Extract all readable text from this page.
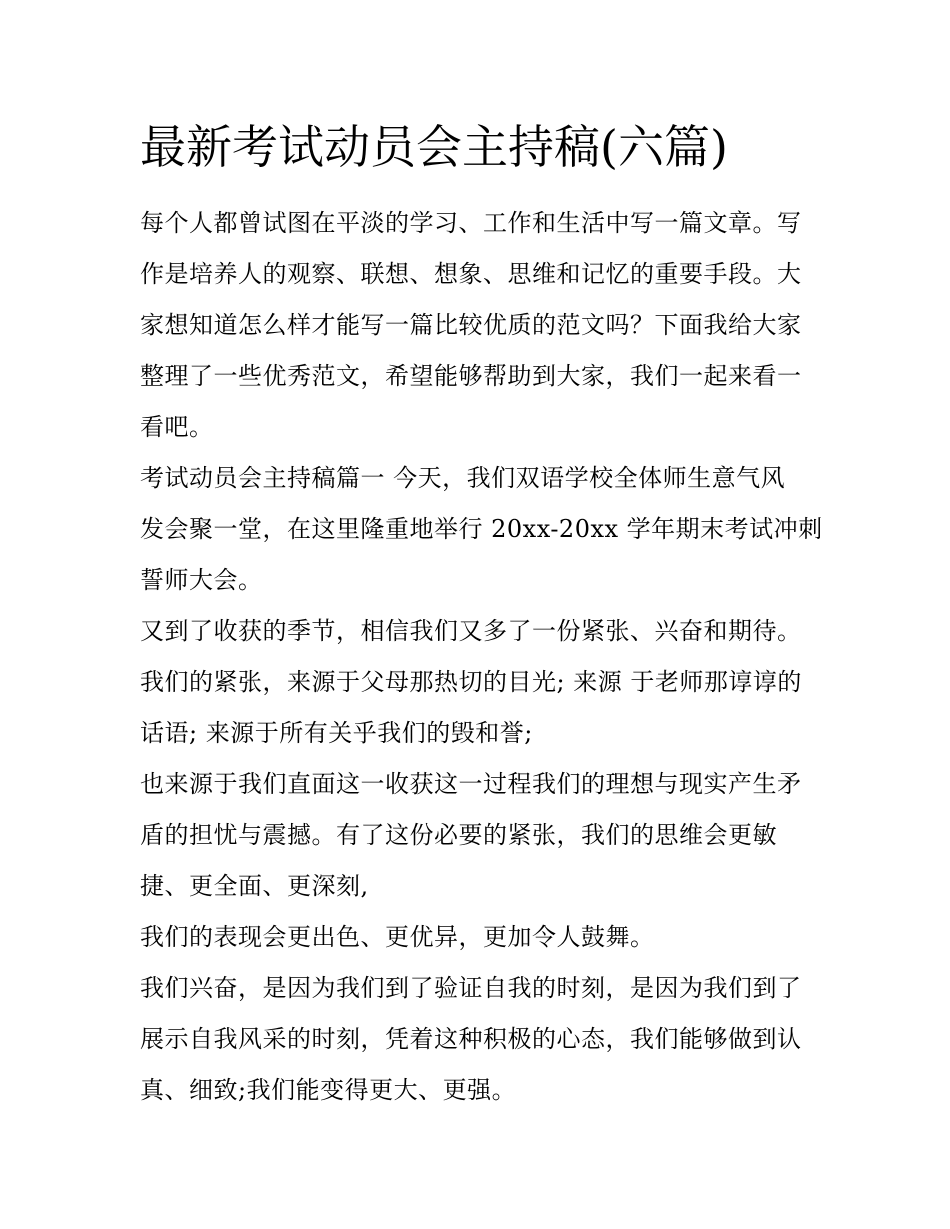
最新考试动员会主持稿(六篇)
每个人都曾试图在平淡的学习、工作和生活中写一篇文章。写
作是培养人的观察、联想、想象、思维和记忆的重要手段。大
家想知道怎么样才能写一篇比较优质的范文吗？下面我给大家
整理了一些优秀范文，希望能够帮助到大家，我们一起来看一
看吧。
考试动员会主持稿篇一 今天，我们双语学校全体师生意气风
发会聚一堂，在这里隆重地举行 20xx-20xx 学年期末考试冲刺
誓师大会。
又到了收获的季节，相信我们又多了一份紧张、兴奋和期待。
我们的紧张，来源于父母那热切的目光; 来源 于老师那谆谆的
话语; 来源于所有关乎我们的毁和誉;
也来源于我们直面这一收获这一过程我们的理想与现实产生矛
盾的担忧与震撼。有了这份必要的紧张，我们的思维会更敏
捷、更全面、更深刻,
我们的表现会更出色、更优异，更加令人鼓舞。
我们兴奋，是因为我们到了验证自我的时刻，是因为我们到了
展示自我风采的时刻，凭着这种积极的心态，我们能够做到认
真、细致;我们能变得更大、更强。
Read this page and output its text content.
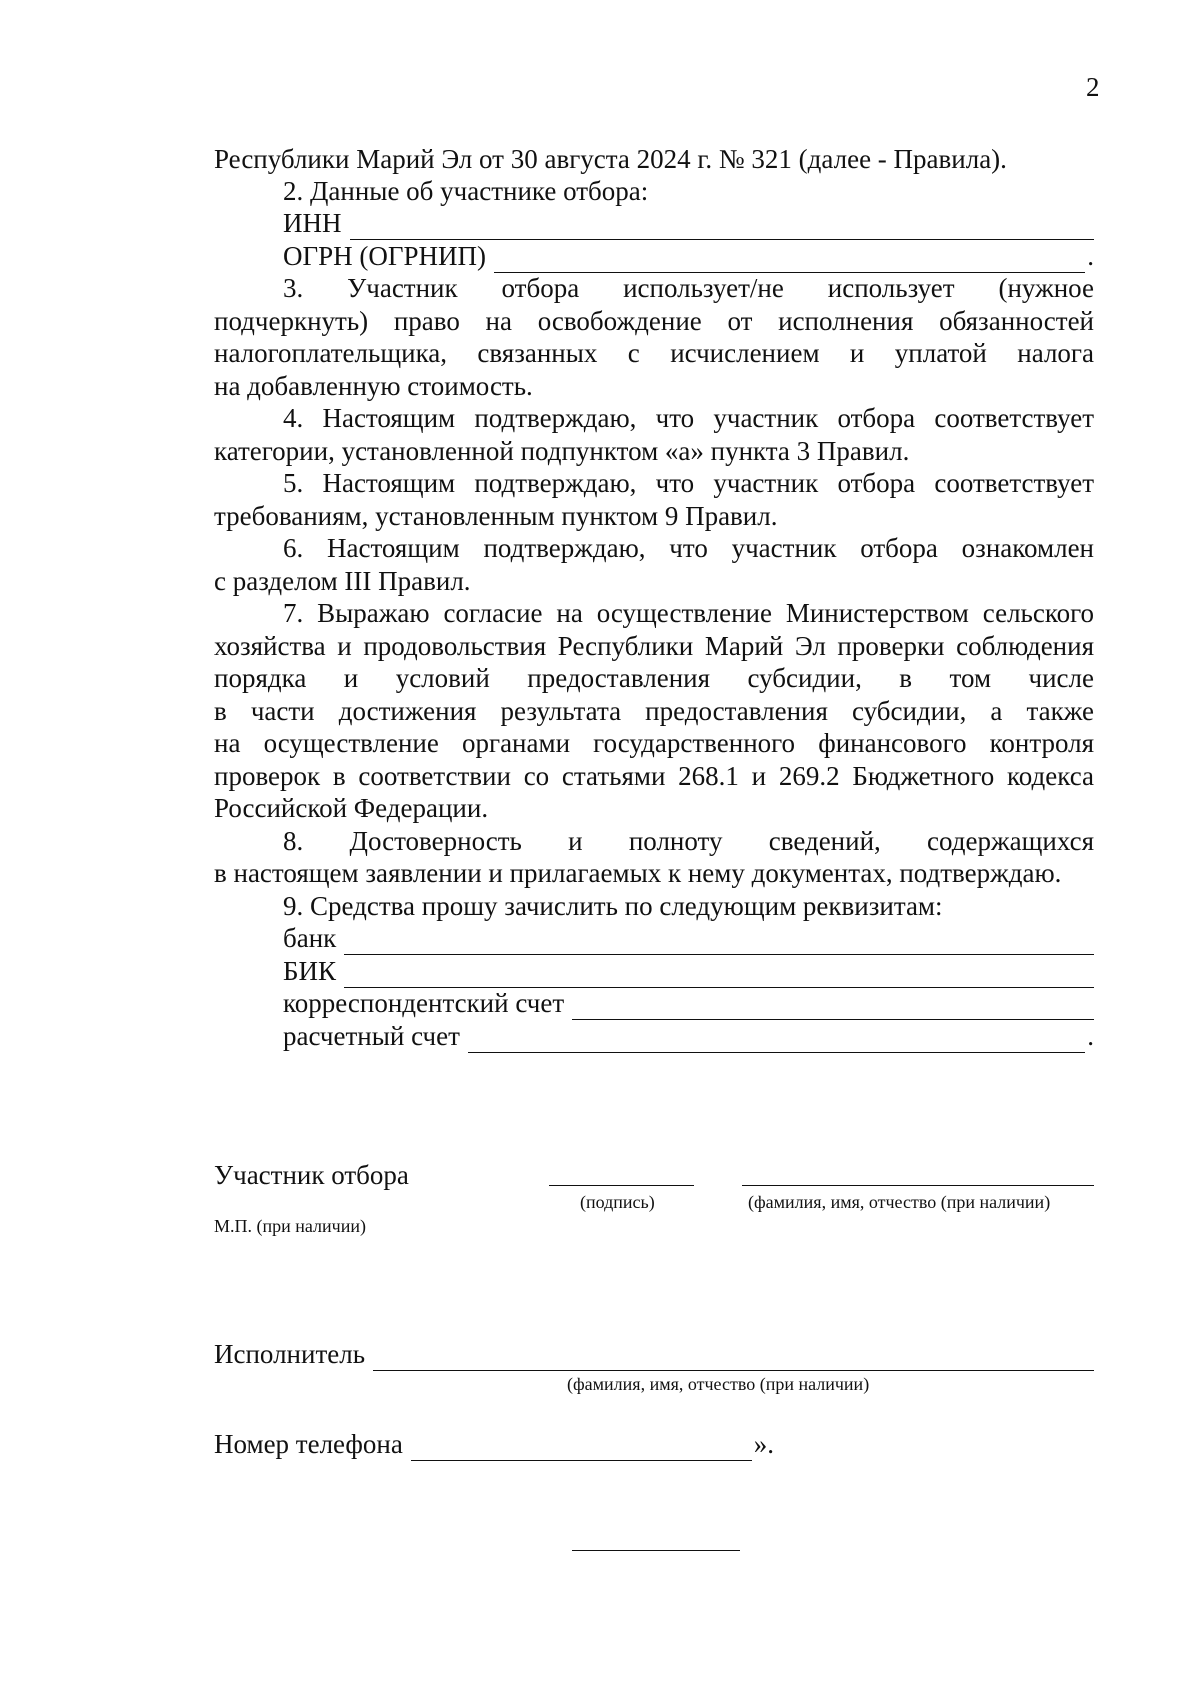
2
Республики Марий Эл от 30 августа 2024 г. № 321 (далее - Правила).
2. Данные об участнике отбора:
ИНН
ОГРН (ОГРНИП)	.
3. Участник отбора использует/не использует (нужное
подчеркнуть) право на освобождение от исполнения обязанностей
налогоплательщика, связанных с исчислением и уплатой налога
на добавленную стоимость.
4. Настоящим подтверждаю, что участник отбора соответствует
категории, установленной подпунктом «а» пункта 3 Правил.
5. Настоящим подтверждаю, что участник отбора соответствует
требованиям, установленным пунктом 9 Правил.
6. Настоящим подтверждаю, что участник отбора ознакомлен
с разделом III Правил.
7. Выражаю согласие на осуществление Министерством сельского
хозяйства и продовольствия Республики Марий Эл проверки соблюдения
порядка и условий предоставления субсидии, в том числе
в части достижения результата предоставления субсидии, а также
на осуществление органами государственного финансового контроля
проверок в соответствии со статьями 268.1 и 269.2 Бюджетного кодекса
Российской Федерации.
8. Достоверность и полноту сведений, содержащихся
в настоящем заявлении и прилагаемых к нему документах, подтверждаю.
9. Средства прошу зачислить по следующим реквизитам:
банк
БИК
корреспондентский счет
расчетный счет	.
Участник отбора
(подпись)	(фамилия, имя, отчество (при наличии)
М.П. (при наличии)
Исполнитель
(фамилия, имя, отчество (при наличии)
Номер телефона	».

##############################

* [Given task]: Transcribe the listing in full. Omit the pictures and keep every line exact.

* [The response]:
Extract all readable text from this page.
最新考试动员会主持稿(六篇)
每个人都曾试图在平淡的学习、工作和生活中写一篇文章。写
作是培养人的观察、联想、想象、思维和记忆的重要手段。大
家想知道怎么样才能写一篇比较优质的范文吗？下面我给大家
整理了一些优秀范文，希望能够帮助到大家，我们一起来看一
看吧。
考试动员会主持稿篇一 今天，我们双语学校全体师生意气风
发会聚一堂，在这里隆重地举行 20xx-20xx 学年期末考试冲刺
誓师大会。
又到了收获的季节，相信我们又多了一份紧张、兴奋和期待。
我们的紧张，来源于父母那热切的目光; 来源 于老师那谆谆的
话语; 来源于所有关乎我们的毁和誉;
也来源于我们直面这一收获这一过程我们的理想与现实产生矛
盾的担忧与震撼。有了这份必要的紧张，我们的思维会更敏
捷、更全面、更深刻,
我们的表现会更出色、更优异，更加令人鼓舞。
我们兴奋，是因为我们到了验证自我的时刻，是因为我们到了
展示自我风采的时刻，凭着这种积极的心态，我们能够做到认
真、细致;我们能变得更大、更强。
Read this page and output its text content.
2
Республики Марий Эл от 30 августа 2024 г. № 321 (далее - Правила).
2. Данные об участнике отбора:
ИНН
ОГРН (ОГРНИП)	.
3. Участник отбора использует/не использует (нужное
подчеркнуть) право на освобождение от исполнения обязанностей
налогоплательщика, связанных с исчислением и уплатой налога
на добавленную стоимость.
4. Настоящим подтверждаю, что участник отбора соответствует
категории, установленной подпунктом «а» пункта 3 Правил.
5. Настоящим подтверждаю, что участник отбора соответствует
требованиям, установленным пунктом 9 Правил.
6. Настоящим подтверждаю, что участник отбора ознакомлен
с разделом III Правил.
7. Выражаю согласие на осуществление Министерством сельского
хозяйства и продовольствия Республики Марий Эл проверки соблюдения
порядка и условий предоставления субсидии, в том числе
в части достижения результата предоставления субсидии, а также
на осуществление органами государственного финансового контроля
проверок в соответствии со статьями 268.1 и 269.2 Бюджетного кодекса
Российской Федерации.
8. Достоверность и полноту сведений, содержащихся
в настоящем заявлении и прилагаемых к нему документах, подтверждаю.
9. Средства прошу зачислить по следующим реквизитам:
банк
БИК
корреспондентский счет
расчетный счет	.
Участник отбора
(подпись)	(фамилия, имя, отчество (при наличии)
М.П. (при наличии)
Исполнитель
(фамилия, имя, отчество (при наличии)
Номер телефона	».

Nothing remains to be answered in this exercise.